[Start of DATA EXCERPTS]

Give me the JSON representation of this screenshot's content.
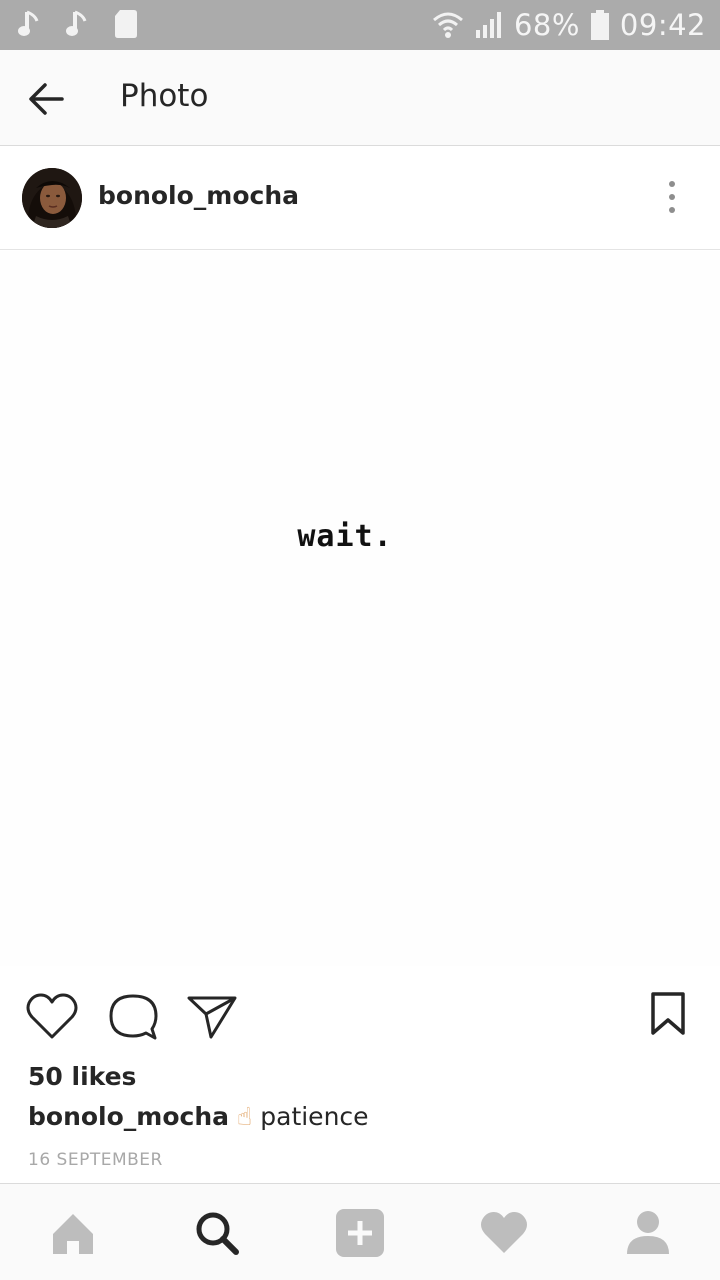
{
  "status_bar": {
    "battery_percent": "68%",
    "time": "09:42",
    "icons": [
      "music-note-icon",
      "music-note-icon",
      "sd-card-icon",
      "wifi-icon",
      "signal-icon",
      "battery-icon"
    ]
  },
  "appbar": {
    "title": "Photo",
    "back_icon": "arrow-left-icon"
  },
  "post": {
    "username": "bonolo_mocha",
    "more_icon": "more-vertical-icon",
    "photo_text": "wait.",
    "likes": "50 likes",
    "caption_user": "bonolo_mocha",
    "caption_emoji": "☝",
    "caption_text": "patience",
    "date": "16 SEPTEMBER",
    "actions": [
      "heart-icon",
      "comment-icon",
      "share-icon",
      "bookmark-icon"
    ]
  },
  "bottom_nav": {
    "items": [
      "home-icon",
      "search-icon",
      "add-icon",
      "activity-heart-icon",
      "profile-icon"
    ]
  },
  "colors": {
    "statusbar": "#ababab",
    "appbar": "#fafafa",
    "text": "#262626",
    "muted": "#a8a8a8",
    "nav_inactive": "#bdbdbd"
  }
}
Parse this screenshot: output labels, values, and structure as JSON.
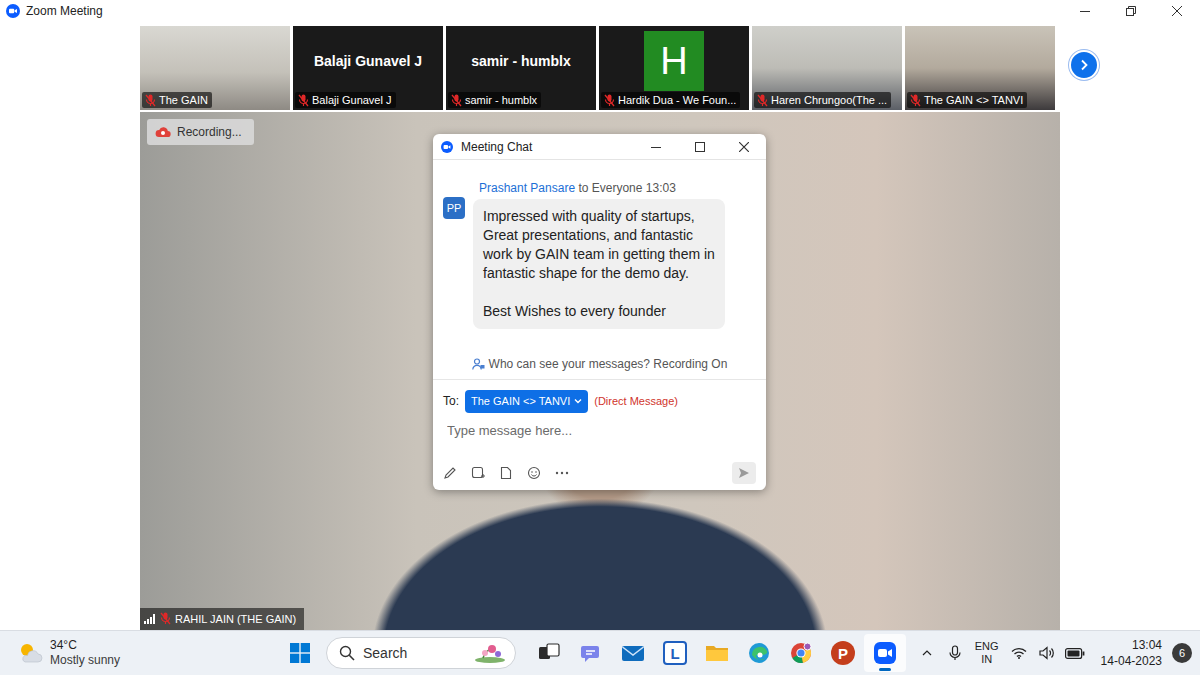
{
  "window": {
    "title": "Zoom Meeting"
  },
  "gallery": {
    "tiles": [
      {
        "kind": "video",
        "label": "The GAIN",
        "muted": true
      },
      {
        "kind": "name",
        "title": "Balaji Gunavel J",
        "label": "Balaji Gunavel J",
        "muted": true
      },
      {
        "kind": "name",
        "title": "samir - humblx",
        "label": "samir - humblx",
        "muted": true
      },
      {
        "kind": "avatar",
        "initial": "H",
        "color": "#228b22",
        "label": "Hardik Dua - We Foun...",
        "muted": true
      },
      {
        "kind": "video",
        "label": "Haren Chrungoo(The ...",
        "muted": true
      },
      {
        "kind": "video",
        "label": "The GAIN <> TANVI",
        "muted": true
      }
    ]
  },
  "recording": {
    "label": "Recording..."
  },
  "speaker": {
    "name": "RAHIL JAIN (THE GAIN)",
    "muted": true
  },
  "chat": {
    "title": "Meeting Chat",
    "messages": [
      {
        "initials": "PP",
        "sender": "Prashant Pansare",
        "to": "to",
        "recipient": "Everyone",
        "time": "13:03",
        "text": "Impressed with quality of startups, Great presentations, and fantastic work by GAIN team in getting them in fantastic shape for the demo day.\n\nBest Wishes to every founder"
      }
    ],
    "notice": "Who can see your messages? Recording On",
    "to_label": "To:",
    "recipient": "The GAIN <> TANVI",
    "recipient_note": "(Direct Message)",
    "placeholder": "Type message here..."
  },
  "taskbar": {
    "weather": {
      "temp": "34°C",
      "condition": "Mostly sunny"
    },
    "search": "Search",
    "apps": [
      {
        "kind": "taskview",
        "selected": false
      },
      {
        "kind": "chat",
        "selected": false
      },
      {
        "kind": "mail",
        "selected": false
      },
      {
        "kind": "launcher",
        "letter": "L",
        "selected": false
      },
      {
        "kind": "explorer",
        "selected": false
      },
      {
        "kind": "edge",
        "selected": false
      },
      {
        "kind": "chrome",
        "selected": false
      },
      {
        "kind": "powerpoint",
        "letter": "P",
        "selected": false
      },
      {
        "kind": "zoom",
        "selected": true
      }
    ],
    "language": "ENG",
    "region": "IN",
    "time": "13:04",
    "date": "14-04-2023",
    "notifications": "6"
  }
}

[End of DATA EXCERPTS]

Repeat all of the entries word for word, but omit the pictures.

**TASK OUTPUT:**
Give me the JSON representation of this screenshot's content.
{
  "status_bar": {
    "battery_percent": "68%",
    "time": "09:42",
    "icons": [
      "music-note-icon",
      "music-note-icon",
      "sd-card-icon",
      "wifi-icon",
      "signal-icon",
      "battery-icon"
    ]
  },
  "appbar": {
    "title": "Photo",
    "back_icon": "arrow-left-icon"
  },
  "post": {
    "username": "bonolo_mocha",
    "more_icon": "more-vertical-icon",
    "photo_text": "wait.",
    "likes": "50 likes",
    "caption_user": "bonolo_mocha",
    "caption_emoji": "☝",
    "caption_text": "patience",
    "date": "16 SEPTEMBER",
    "actions": [
      "heart-icon",
      "comment-icon",
      "share-icon",
      "bookmark-icon"
    ]
  },
  "bottom_nav": {
    "items": [
      "home-icon",
      "search-icon",
      "add-icon",
      "activity-heart-icon",
      "profile-icon"
    ]
  },
  "colors": {
    "statusbar": "#ababab",
    "appbar": "#fafafa",
    "text": "#262626",
    "muted": "#a8a8a8",
    "nav_inactive": "#bdbdbd"
  }
}
Parse this screenshot: output labels, values, and structure as JSON.
{
  "window": {
    "title": "Zoom Meeting"
  },
  "gallery": {
    "tiles": [
      {
        "kind": "video",
        "label": "The GAIN",
        "muted": true
      },
      {
        "kind": "name",
        "title": "Balaji Gunavel J",
        "label": "Balaji Gunavel J",
        "muted": true
      },
      {
        "kind": "name",
        "title": "samir - humblx",
        "label": "samir - humblx",
        "muted": true
      },
      {
        "kind": "avatar",
        "initial": "H",
        "color": "#228b22",
        "label": "Hardik Dua - We Foun...",
        "muted": true
      },
      {
        "kind": "video",
        "label": "Haren Chrungoo(The ...",
        "muted": true
      },
      {
        "kind": "video",
        "label": "The GAIN <> TANVI",
        "muted": true
      }
    ]
  },
  "recording": {
    "label": "Recording..."
  },
  "speaker": {
    "name": "RAHIL JAIN (THE GAIN)",
    "muted": true
  },
  "chat": {
    "title": "Meeting Chat",
    "messages": [
      {
        "initials": "PP",
        "sender": "Prashant Pansare",
        "to": "to",
        "recipient": "Everyone",
        "time": "13:03",
        "text": "Impressed with quality of startups, Great presentations, and fantastic work by GAIN team in getting them in fantastic shape for the demo day.\n\nBest Wishes to every founder"
      }
    ],
    "notice": "Who can see your messages? Recording On",
    "to_label": "To:",
    "recipient": "The GAIN <> TANVI",
    "recipient_note": "(Direct Message)",
    "placeholder": "Type message here..."
  },
  "taskbar": {
    "weather": {
      "temp": "34°C",
      "condition": "Mostly sunny"
    },
    "search": "Search",
    "apps": [
      {
        "kind": "taskview",
        "selected": false
      },
      {
        "kind": "chat",
        "selected": false
      },
      {
        "kind": "mail",
        "selected": false
      },
      {
        "kind": "launcher",
        "letter": "L",
        "selected": false
      },
      {
        "kind": "explorer",
        "selected": false
      },
      {
        "kind": "edge",
        "selected": false
      },
      {
        "kind": "chrome",
        "selected": false
      },
      {
        "kind": "powerpoint",
        "letter": "P",
        "selected": false
      },
      {
        "kind": "zoom",
        "selected": true
      }
    ],
    "language": "ENG",
    "region": "IN",
    "time": "13:04",
    "date": "14-04-2023",
    "notifications": "6"
  }
}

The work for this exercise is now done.